**YOUR OBJECTIVE**
Omit the pictures and output every entry below exactly as written.

>> START

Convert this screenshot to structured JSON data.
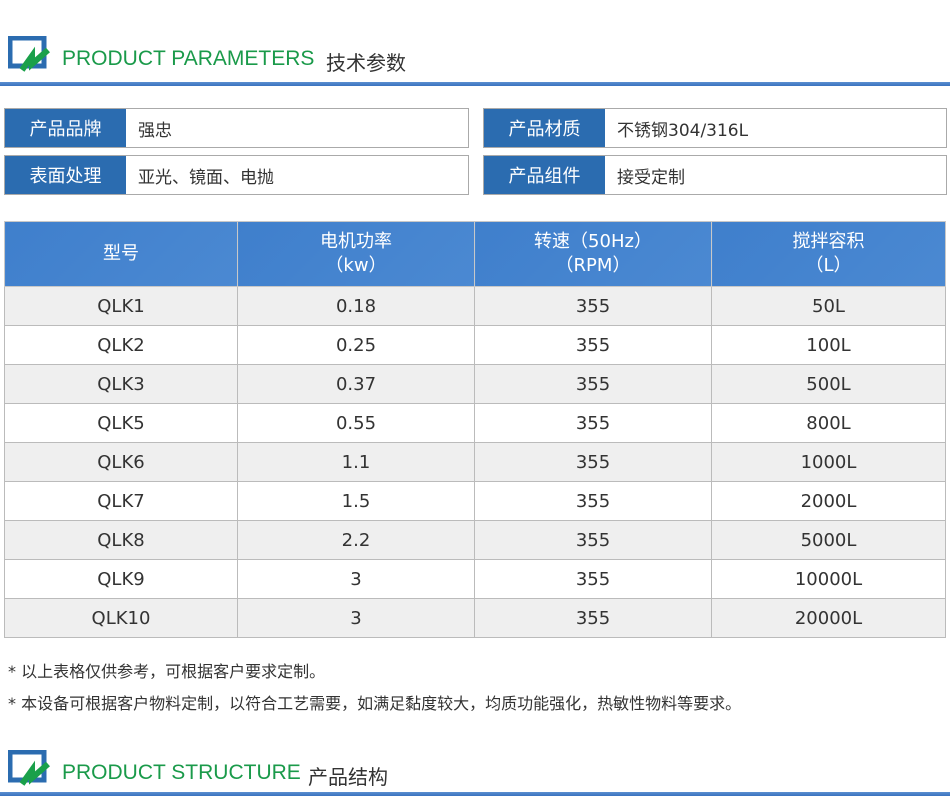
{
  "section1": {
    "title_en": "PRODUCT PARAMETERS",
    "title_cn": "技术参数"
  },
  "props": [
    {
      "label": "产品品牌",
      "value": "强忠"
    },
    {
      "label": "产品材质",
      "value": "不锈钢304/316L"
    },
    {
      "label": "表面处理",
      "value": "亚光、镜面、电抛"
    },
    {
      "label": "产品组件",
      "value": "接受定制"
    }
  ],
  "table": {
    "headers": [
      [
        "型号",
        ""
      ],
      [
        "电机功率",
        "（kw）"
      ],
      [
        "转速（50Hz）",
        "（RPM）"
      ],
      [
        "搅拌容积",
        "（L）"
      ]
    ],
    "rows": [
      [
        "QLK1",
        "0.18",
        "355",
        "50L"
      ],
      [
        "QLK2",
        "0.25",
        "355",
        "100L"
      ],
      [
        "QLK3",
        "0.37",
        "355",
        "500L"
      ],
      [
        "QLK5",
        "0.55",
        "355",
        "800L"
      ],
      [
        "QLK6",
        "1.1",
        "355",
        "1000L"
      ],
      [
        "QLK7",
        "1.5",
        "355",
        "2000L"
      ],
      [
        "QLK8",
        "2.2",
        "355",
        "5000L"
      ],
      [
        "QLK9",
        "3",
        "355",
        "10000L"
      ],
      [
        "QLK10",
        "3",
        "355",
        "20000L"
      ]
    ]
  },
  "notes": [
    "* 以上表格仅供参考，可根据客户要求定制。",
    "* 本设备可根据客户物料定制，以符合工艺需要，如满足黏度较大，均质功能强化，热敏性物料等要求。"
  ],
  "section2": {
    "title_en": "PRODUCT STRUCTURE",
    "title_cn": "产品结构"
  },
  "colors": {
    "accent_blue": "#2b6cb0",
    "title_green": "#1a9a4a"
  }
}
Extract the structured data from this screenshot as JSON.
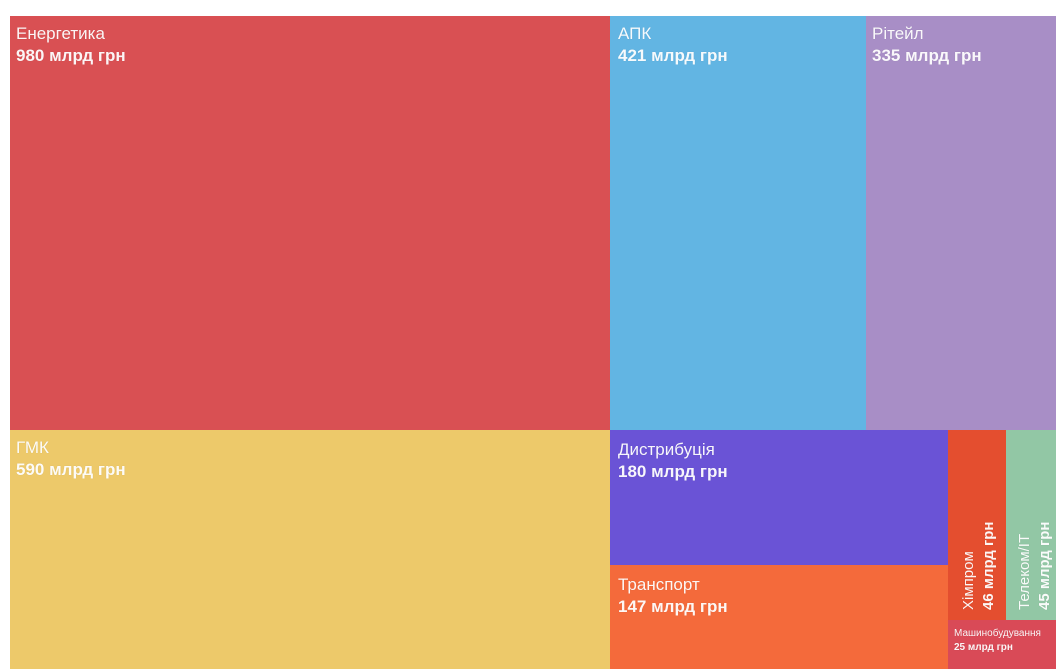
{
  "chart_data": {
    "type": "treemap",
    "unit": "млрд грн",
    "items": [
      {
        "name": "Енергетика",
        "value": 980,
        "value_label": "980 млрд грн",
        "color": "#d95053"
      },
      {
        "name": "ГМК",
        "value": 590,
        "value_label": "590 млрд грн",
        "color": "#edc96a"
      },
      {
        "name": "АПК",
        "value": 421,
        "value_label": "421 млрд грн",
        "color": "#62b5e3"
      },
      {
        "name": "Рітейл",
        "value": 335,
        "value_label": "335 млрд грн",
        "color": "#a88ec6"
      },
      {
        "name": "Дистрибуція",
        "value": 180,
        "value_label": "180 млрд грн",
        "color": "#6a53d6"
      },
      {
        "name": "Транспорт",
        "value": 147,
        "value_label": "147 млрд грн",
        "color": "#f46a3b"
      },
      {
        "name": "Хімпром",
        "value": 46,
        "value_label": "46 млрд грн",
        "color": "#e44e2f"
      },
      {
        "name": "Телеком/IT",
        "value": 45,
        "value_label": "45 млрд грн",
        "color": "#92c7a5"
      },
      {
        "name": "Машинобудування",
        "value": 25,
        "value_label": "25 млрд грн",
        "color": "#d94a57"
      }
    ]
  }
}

>> END

**RESULT BELOW**
Convert this screenshot to structured JSON data.
{
  "section1": {
    "title_en": "PRODUCT PARAMETERS",
    "title_cn": "技术参数"
  },
  "props": [
    {
      "label": "产品品牌",
      "value": "强忠"
    },
    {
      "label": "产品材质",
      "value": "不锈钢304/316L"
    },
    {
      "label": "表面处理",
      "value": "亚光、镜面、电抛"
    },
    {
      "label": "产品组件",
      "value": "接受定制"
    }
  ],
  "table": {
    "headers": [
      [
        "型号",
        ""
      ],
      [
        "电机功率",
        "（kw）"
      ],
      [
        "转速（50Hz）",
        "（RPM）"
      ],
      [
        "搅拌容积",
        "（L）"
      ]
    ],
    "rows": [
      [
        "QLK1",
        "0.18",
        "355",
        "50L"
      ],
      [
        "QLK2",
        "0.25",
        "355",
        "100L"
      ],
      [
        "QLK3",
        "0.37",
        "355",
        "500L"
      ],
      [
        "QLK5",
        "0.55",
        "355",
        "800L"
      ],
      [
        "QLK6",
        "1.1",
        "355",
        "1000L"
      ],
      [
        "QLK7",
        "1.5",
        "355",
        "2000L"
      ],
      [
        "QLK8",
        "2.2",
        "355",
        "5000L"
      ],
      [
        "QLK9",
        "3",
        "355",
        "10000L"
      ],
      [
        "QLK10",
        "3",
        "355",
        "20000L"
      ]
    ]
  },
  "notes": [
    "* 以上表格仅供参考，可根据客户要求定制。",
    "* 本设备可根据客户物料定制，以符合工艺需要，如满足黏度较大，均质功能强化，热敏性物料等要求。"
  ],
  "section2": {
    "title_en": "PRODUCT STRUCTURE",
    "title_cn": "产品结构"
  },
  "colors": {
    "accent_blue": "#2b6cb0",
    "title_green": "#1a9a4a"
  }
}
Extract the structured data from this screenshot as JSON.
{
  "chart_data": {
    "type": "treemap",
    "unit": "млрд грн",
    "items": [
      {
        "name": "Енергетика",
        "value": 980,
        "value_label": "980 млрд грн",
        "color": "#d95053"
      },
      {
        "name": "ГМК",
        "value": 590,
        "value_label": "590 млрд грн",
        "color": "#edc96a"
      },
      {
        "name": "АПК",
        "value": 421,
        "value_label": "421 млрд грн",
        "color": "#62b5e3"
      },
      {
        "name": "Рітейл",
        "value": 335,
        "value_label": "335 млрд грн",
        "color": "#a88ec6"
      },
      {
        "name": "Дистрибуція",
        "value": 180,
        "value_label": "180 млрд грн",
        "color": "#6a53d6"
      },
      {
        "name": "Транспорт",
        "value": 147,
        "value_label": "147 млрд грн",
        "color": "#f46a3b"
      },
      {
        "name": "Хімпром",
        "value": 46,
        "value_label": "46 млрд грн",
        "color": "#e44e2f"
      },
      {
        "name": "Телеком/IT",
        "value": 45,
        "value_label": "45 млрд грн",
        "color": "#92c7a5"
      },
      {
        "name": "Машинобудування",
        "value": 25,
        "value_label": "25 млрд грн",
        "color": "#d94a57"
      }
    ]
  }
}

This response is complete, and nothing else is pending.